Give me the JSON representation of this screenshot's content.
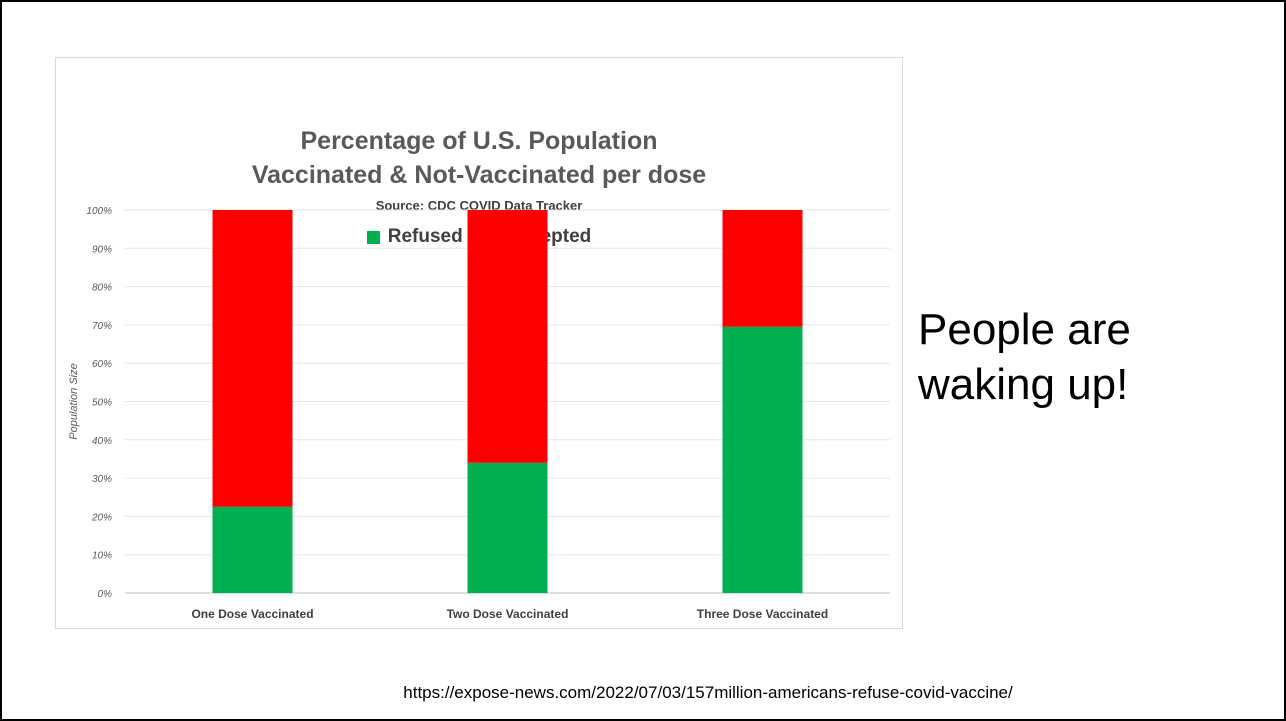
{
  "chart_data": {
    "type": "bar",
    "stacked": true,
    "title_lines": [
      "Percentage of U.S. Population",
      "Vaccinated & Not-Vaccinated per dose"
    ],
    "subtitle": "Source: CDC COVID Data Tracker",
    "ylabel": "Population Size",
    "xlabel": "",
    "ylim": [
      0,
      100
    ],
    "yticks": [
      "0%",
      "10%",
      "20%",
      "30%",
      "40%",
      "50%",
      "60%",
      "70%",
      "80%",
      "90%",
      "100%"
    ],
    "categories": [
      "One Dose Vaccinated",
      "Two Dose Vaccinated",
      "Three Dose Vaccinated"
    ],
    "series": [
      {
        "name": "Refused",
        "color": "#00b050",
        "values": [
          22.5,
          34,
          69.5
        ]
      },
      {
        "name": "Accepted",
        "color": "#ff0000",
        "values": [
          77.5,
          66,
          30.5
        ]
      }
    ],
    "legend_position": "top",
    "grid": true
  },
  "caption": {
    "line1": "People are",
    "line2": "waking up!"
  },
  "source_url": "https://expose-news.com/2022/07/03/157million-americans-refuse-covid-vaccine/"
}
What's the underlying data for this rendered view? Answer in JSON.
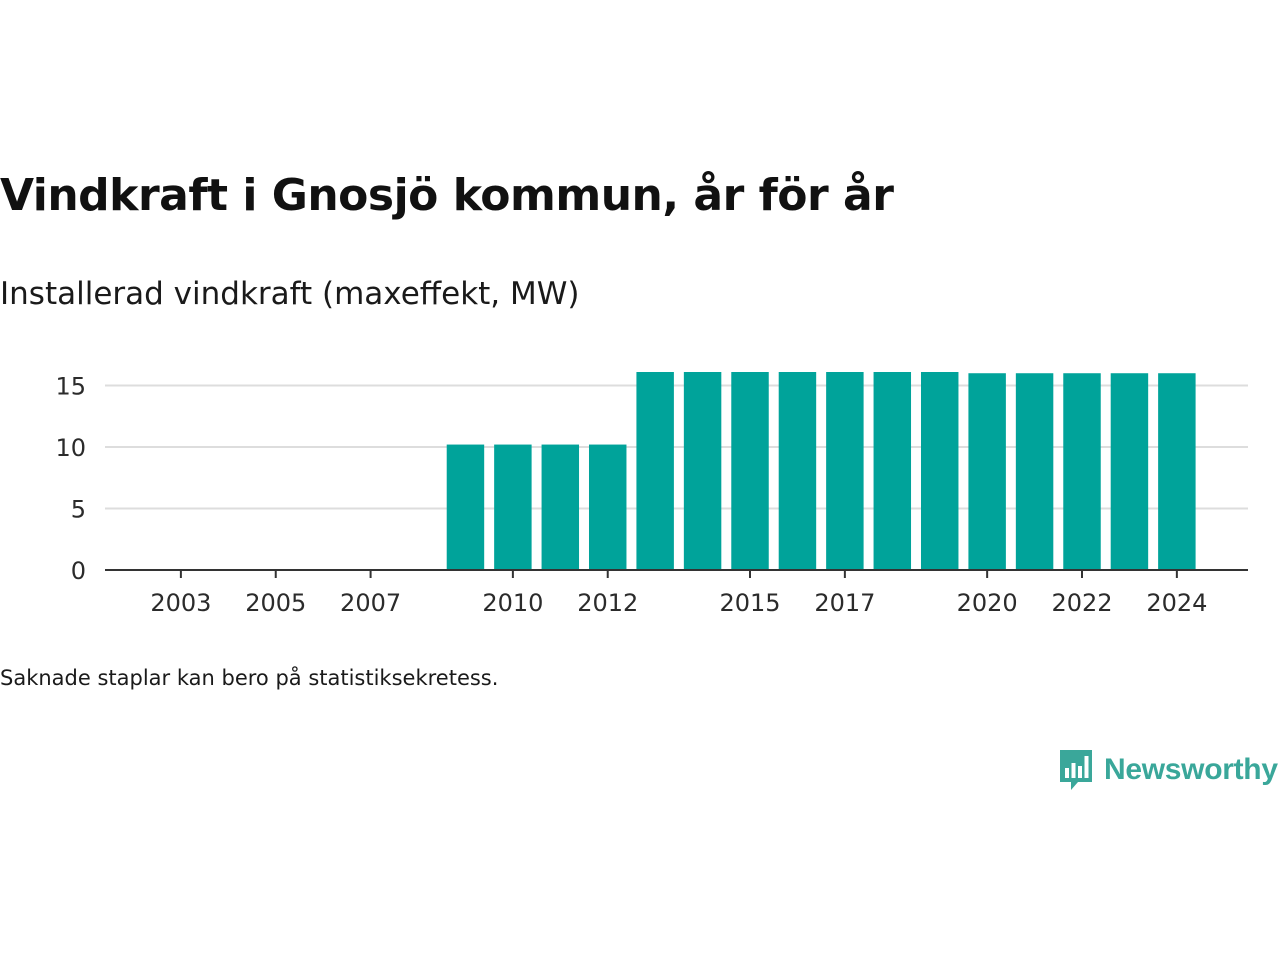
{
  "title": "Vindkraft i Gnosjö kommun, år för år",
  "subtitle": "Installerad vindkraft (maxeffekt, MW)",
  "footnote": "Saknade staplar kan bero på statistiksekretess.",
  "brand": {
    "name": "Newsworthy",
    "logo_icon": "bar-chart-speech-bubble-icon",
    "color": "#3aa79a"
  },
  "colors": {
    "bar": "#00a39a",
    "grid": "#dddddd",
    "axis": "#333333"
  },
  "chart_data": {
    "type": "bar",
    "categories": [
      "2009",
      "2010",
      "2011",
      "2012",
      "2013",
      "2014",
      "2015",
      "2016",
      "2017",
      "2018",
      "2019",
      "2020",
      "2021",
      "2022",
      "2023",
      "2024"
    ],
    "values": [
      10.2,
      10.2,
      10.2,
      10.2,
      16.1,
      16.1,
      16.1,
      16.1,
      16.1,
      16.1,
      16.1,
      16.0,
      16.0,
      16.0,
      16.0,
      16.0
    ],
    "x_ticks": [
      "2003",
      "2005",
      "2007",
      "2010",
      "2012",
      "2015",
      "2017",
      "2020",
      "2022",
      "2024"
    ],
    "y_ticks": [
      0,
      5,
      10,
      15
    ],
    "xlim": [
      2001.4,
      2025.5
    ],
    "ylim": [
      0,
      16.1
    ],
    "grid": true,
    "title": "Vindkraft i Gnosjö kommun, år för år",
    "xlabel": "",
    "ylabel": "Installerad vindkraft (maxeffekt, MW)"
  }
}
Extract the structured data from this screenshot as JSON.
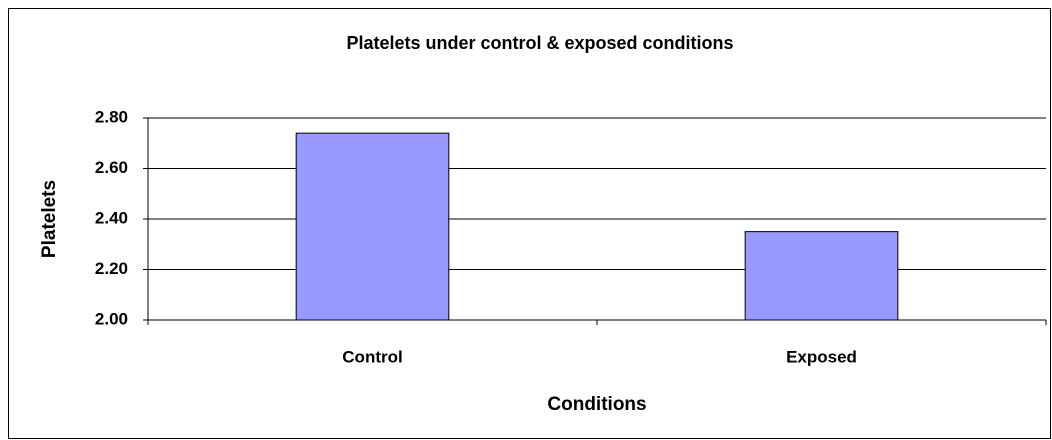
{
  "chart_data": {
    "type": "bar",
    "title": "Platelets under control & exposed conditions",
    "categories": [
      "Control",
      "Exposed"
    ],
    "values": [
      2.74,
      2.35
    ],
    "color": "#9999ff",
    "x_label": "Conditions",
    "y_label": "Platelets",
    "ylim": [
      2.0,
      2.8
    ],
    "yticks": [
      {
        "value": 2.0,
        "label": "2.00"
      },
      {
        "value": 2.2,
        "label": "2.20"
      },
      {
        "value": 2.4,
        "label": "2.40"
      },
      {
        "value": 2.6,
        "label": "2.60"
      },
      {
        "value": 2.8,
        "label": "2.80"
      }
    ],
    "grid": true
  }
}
- - -
PROBLEM REQUIREMENTS: Return the listing above word for word, with the pictures removed.

RESULT OF THIS TASK:
Give me the JSON representation of this screenshot's content.
{
  "chart_data": {
    "type": "bar",
    "stacked": true,
    "title_lines": [
      "Percentage of U.S. Population",
      "Vaccinated & Not-Vaccinated per dose"
    ],
    "subtitle": "Source: CDC COVID Data Tracker",
    "ylabel": "Population Size",
    "xlabel": "",
    "ylim": [
      0,
      100
    ],
    "yticks": [
      "0%",
      "10%",
      "20%",
      "30%",
      "40%",
      "50%",
      "60%",
      "70%",
      "80%",
      "90%",
      "100%"
    ],
    "categories": [
      "One Dose Vaccinated",
      "Two Dose Vaccinated",
      "Three Dose Vaccinated"
    ],
    "series": [
      {
        "name": "Refused",
        "color": "#00b050",
        "values": [
          22.5,
          34,
          69.5
        ]
      },
      {
        "name": "Accepted",
        "color": "#ff0000",
        "values": [
          77.5,
          66,
          30.5
        ]
      }
    ],
    "legend_position": "top",
    "grid": true
  },
  "caption": {
    "line1": "People are",
    "line2": "waking up!"
  },
  "source_url": "https://expose-news.com/2022/07/03/157million-americans-refuse-covid-vaccine/"
}
What's the underlying data for this rendered view? Answer in JSON.
{
  "title": "Vindkraft i Gnosjö kommun, år för år",
  "subtitle": "Installerad vindkraft (maxeffekt, MW)",
  "footnote": "Saknade staplar kan bero på statistiksekretess.",
  "brand": {
    "name": "Newsworthy",
    "logo_icon": "bar-chart-speech-bubble-icon",
    "color": "#3aa79a"
  },
  "colors": {
    "bar": "#00a39a",
    "grid": "#dddddd",
    "axis": "#333333"
  },
  "chart_data": {
    "type": "bar",
    "categories": [
      "2009",
      "2010",
      "2011",
      "2012",
      "2013",
      "2014",
      "2015",
      "2016",
      "2017",
      "2018",
      "2019",
      "2020",
      "2021",
      "2022",
      "2023",
      "2024"
    ],
    "values": [
      10.2,
      10.2,
      10.2,
      10.2,
      16.1,
      16.1,
      16.1,
      16.1,
      16.1,
      16.1,
      16.1,
      16.0,
      16.0,
      16.0,
      16.0,
      16.0
    ],
    "x_ticks": [
      "2003",
      "2005",
      "2007",
      "2010",
      "2012",
      "2015",
      "2017",
      "2020",
      "2022",
      "2024"
    ],
    "y_ticks": [
      0,
      5,
      10,
      15
    ],
    "xlim": [
      2001.4,
      2025.5
    ],
    "ylim": [
      0,
      16.1
    ],
    "grid": true,
    "title": "Vindkraft i Gnosjö kommun, år för år",
    "xlabel": "",
    "ylabel": "Installerad vindkraft (maxeffekt, MW)"
  }
}
Extract the structured data from this screenshot as JSON.
{
  "chart_data": {
    "type": "bar",
    "title": "Platelets under control & exposed conditions",
    "categories": [
      "Control",
      "Exposed"
    ],
    "values": [
      2.74,
      2.35
    ],
    "color": "#9999ff",
    "x_label": "Conditions",
    "y_label": "Platelets",
    "ylim": [
      2.0,
      2.8
    ],
    "yticks": [
      {
        "value": 2.0,
        "label": "2.00"
      },
      {
        "value": 2.2,
        "label": "2.20"
      },
      {
        "value": 2.4,
        "label": "2.40"
      },
      {
        "value": 2.6,
        "label": "2.60"
      },
      {
        "value": 2.8,
        "label": "2.80"
      }
    ],
    "grid": true
  }
}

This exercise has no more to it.